Short problem
Identify and reproduce every line holding the string "jawˇ".

Dataset entries
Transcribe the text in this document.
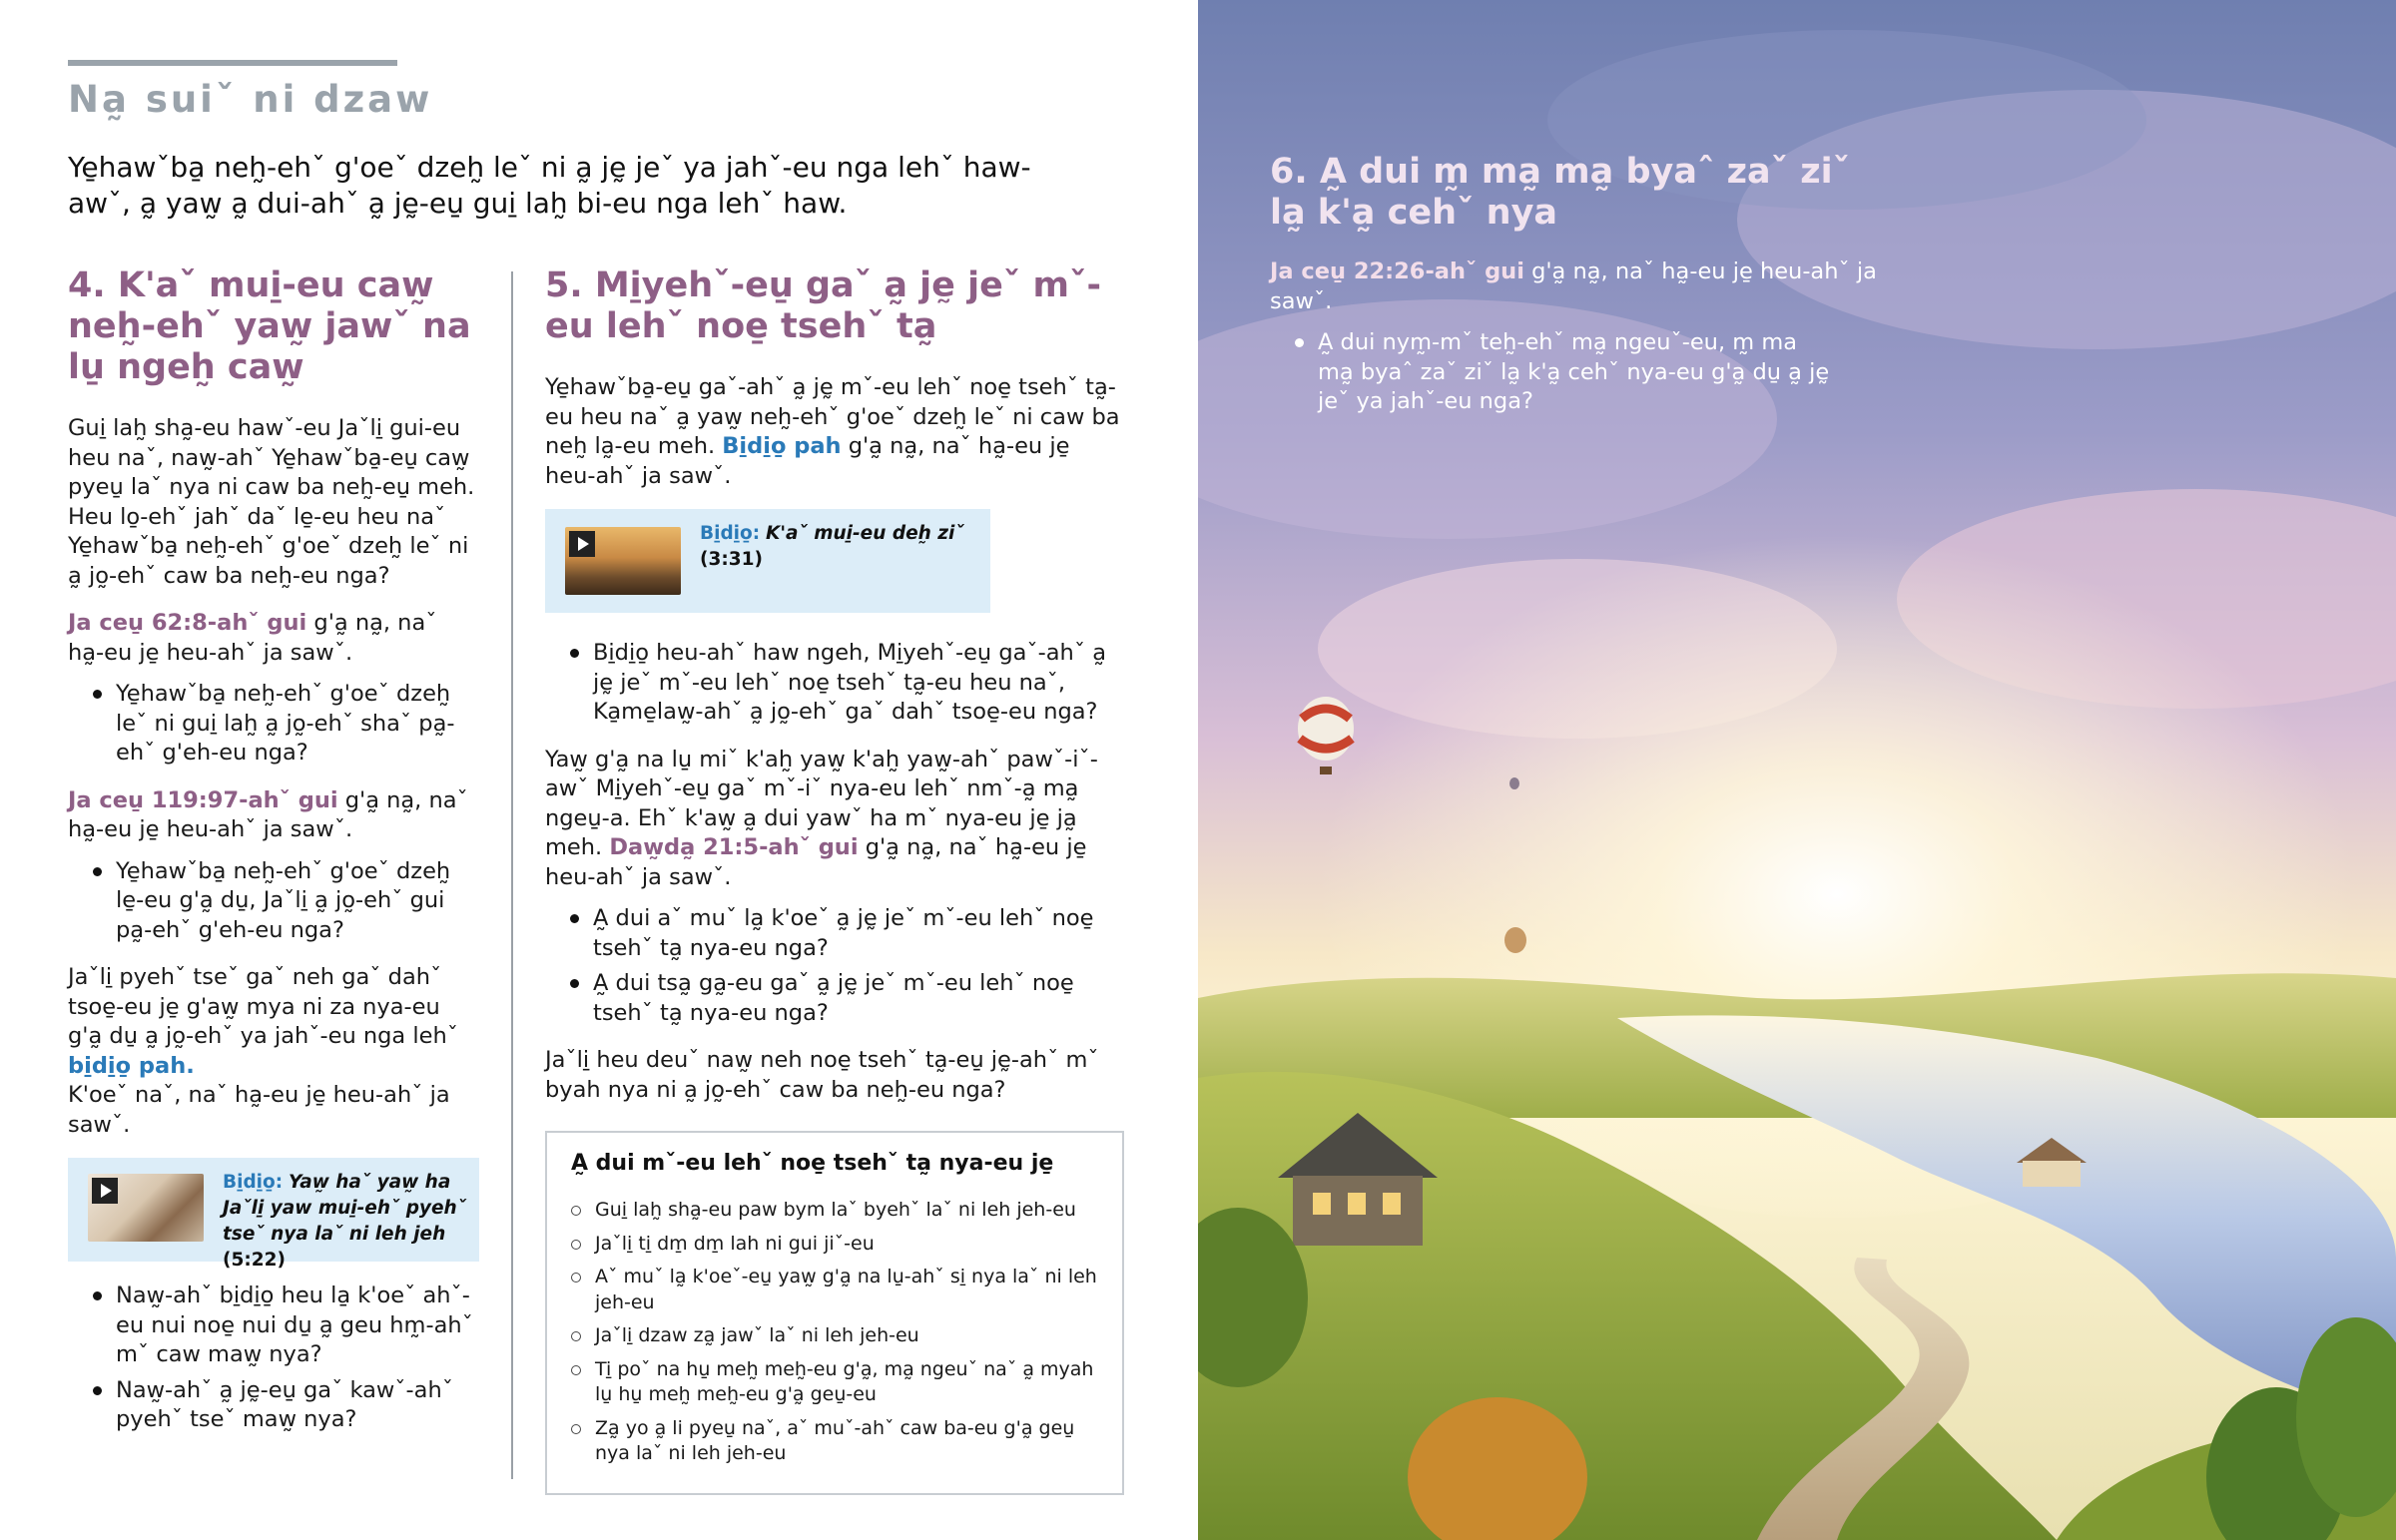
Na̰ suiˇ ni dzaw
Ye̱hawˇba̱ neh̰-ehˇ g'oeˇ dzeh̰ leˇ ni a̰ jḛ jeˇ ya jahˇ-eu nga lehˇ haw-awˇ, a̰ yaw̰ a̰ dui-ahˇ a̰ jḛ-eu̱ gui̱ lah̰ bi-eu nga lehˇ haw.
4. K'aˇ mui̱-eu caw̰ neh̰-ehˇ yaw̰ jawˇ na lu̱ ngeh̰ caw̰

Gui̱ lah̰ sha̰-eu hawˇ-eu Jaˇli̱ gui-eu heu naˇ, naw̰-ahˇ Ye̱hawˇba̱-eu̱ caw̰ pyeu̱ laˇ nya ni caw ba neh̰-eu̱ meh. Heu lo̱-ehˇ jahˇ daˇ le̱-eu heu naˇ Ye̱hawˇba̱ neh̰-ehˇ g'oeˇ dzeh̰ leˇ ni a̰ jo̰-ehˇ caw ba neh̰-eu nga?

Ja ceu̱ 62:8-ahˇ gui g'a̰ na̰, naˇ ha̰-eu je̱ heu-ahˇ ja sawˇ.

Ye̱hawˇba̱ neh̰-ehˇ g'oeˇ dzeh̰ leˇ ni gui̱ lah̰ a̰ jo̰-ehˇ shaˇ pa̰-ehˇ g'eh-eu nga?

Ja ceu̱ 119:97-ahˇ gui g'a̰ na̰, naˇ ha̰-eu je̱ heu-ahˇ ja sawˇ.

Ye̱hawˇba̱ neh̰-ehˇ g'oeˇ dzeh̰ le̱-eu g'a̰ du̱, Jaˇli̱ a̰ jo̰-ehˇ gui pa̰-ehˇ g'eh-eu nga?

Jaˇli̱ pyehˇ tseˇ gaˇ neh gaˇ dahˇ tsoe̱-eu je̱ g'aw̰ mya ni za nya-eu g'a̰ du̱ a̰ jo̰-ehˇ ya jahˇ-eu nga lehˇ bi̱di̱o̱ pah.
K'oeˇ naˇ, naˇ ha̰-eu je̱ heu-ahˇ ja sawˇ.

Bi̱di̱o̱: Yaw̰ haˇ yaw̰ ha Jaˇli̱ yaw mui̱-ehˇ pyehˇ tseˇ nya laˇ ni leh jeh (5:22)
Naw̰-ahˇ bi̱di̱o̱ heu la̱ k'oeˇ ahˇ-eu nui noe̱ nui du̱ a̰ geu hm̰-ahˇ mˇ caw maw̰ nya?
Naw̰-ahˇ a̰ jḛ-eu̱ gaˇ kawˇ-ahˇ pyehˇ tseˇ maw̰ nya?
5. Mi̱yehˇ-eu̱ gaˇ a̰ jḛ jeˇ mˇ-eu lehˇ noe̱ tsehˇ ta̰

Ye̱hawˇba̱-eu̱ gaˇ-ahˇ a̰ jḛ mˇ-eu lehˇ noe̱ tsehˇ ta̰-eu heu naˇ a̰ yaw̰ neh̰-ehˇ g'oeˇ dzeh̰ leˇ ni caw ba neh̰ la̰-eu meh. Bi̱di̱o̱ pah g'a̰ na̰, naˇ ha̰-eu je̱ heu-ahˇ ja sawˇ.

Bi̱di̱o̱: K'aˇ mui̱-eu deh̰ ziˇ
(3:31)
Bi̱di̱o̱ heu-ahˇ haw ngeh, Mi̱yehˇ-eu̱ gaˇ-ahˇ a̰ jḛ jeˇ mˇ-eu lehˇ noe̱ tsehˇ ta̰-eu heu naˇ, Ka̱me̱law̰-ahˇ a̰ jo̰-ehˇ gaˇ dahˇ tsoe̱-eu nga?

Yaw̰ g'a̰ na lu̱ miˇ k'ah̰ yaw̰ k'ah̰ yaw̰-ahˇ pawˇ-iˇ-awˇ Mi̱yehˇ-eu̱ gaˇ mˇ-iˇ nya-eu lehˇ nmˇ-a̰ ma̰ ngeu̱-a. Ehˇ k'aw̰ a̰ dui yawˇ ha mˇ nya-eu je̱ ja̰ meh. Daw̰da̰ 21:5-ahˇ gui g'a̰ na̰, naˇ ha̰-eu je̱ heu-ahˇ ja sawˇ.

A̰ dui aˇ muˇ la̰ k'oeˇ a̰ jḛ jeˇ mˇ-eu lehˇ noe̱ tsehˇ ta̰ nya-eu nga?
A̰ dui tsa̰ ga̰-eu gaˇ a̰ jḛ jeˇ mˇ-eu lehˇ noe̱ tsehˇ ta̰ nya-eu nga?

Jaˇli̱ heu deuˇ naw̰ neh noe̱ tsehˇ ta̰-eu̱ jḛ-ahˇ mˇ byah nya ni a̰ jo̰-ehˇ caw ba neh̰-eu nga?

A̰ dui mˇ-eu lehˇ noe̱ tsehˇ ta̰ nya-eu je̱
Gui̱ lah̰ sha̰-eu paw bym laˇ byehˇ laˇ ni leh jeh-eu
Jaˇli̱ ti̱ dm̱ dm̱ lah ni gui jiˇ-eu
Aˇ muˇ la̰ k'oeˇ-eu̱ yaw̰ g'a̰ na lu̱-ahˇ si̱ nya laˇ ni leh jeh-eu
Jaˇli̱ dzaw za̰ jawˇ laˇ ni leh jeh-eu
Ti̱ poˇ na hu̱ meh̰ meh̰-eu g'a̰, ma̰ ngeuˇ naˇ a̰ myah lu̱ hu̱ meh̰ meh̰-eu g'a̰ geu̱-eu
Za̰ yo a̰ li pyeu̱ naˇ, aˇ muˇ-ahˇ caw ba-eu g'a̰ geu̱ nya laˇ ni leh jeh-eu
6. A̰ dui m̰ ma̰ ma̰ byaˆ zaˇ ziˇ la̰ k'a̰ cehˇ nya

Ja ceu̱ 22:26-ahˇ gui g'a̰ na̰, naˇ ha̰-eu je̱ heu-ahˇ ja sawˇ.

A̰ dui nym̰-mˇ teh̰-ehˇ ma̰ ngeuˇ-eu, m̰ ma ma̰ byaˆ zaˇ ziˇ la̰ k'a̰ cehˇ nya-eu g'a̰ du̱ a̰ jḛ jeˇ ya jahˇ-eu nga?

Exercise response
4. K'aˇ mui̱-eu caw̰ neh̰-ehˇ yaw̰ jawˇ na lu̱ ngeh̰ caw̰
Jaˇli̱ dzaw za̰ jawˇ laˇ ni leh jeh-eu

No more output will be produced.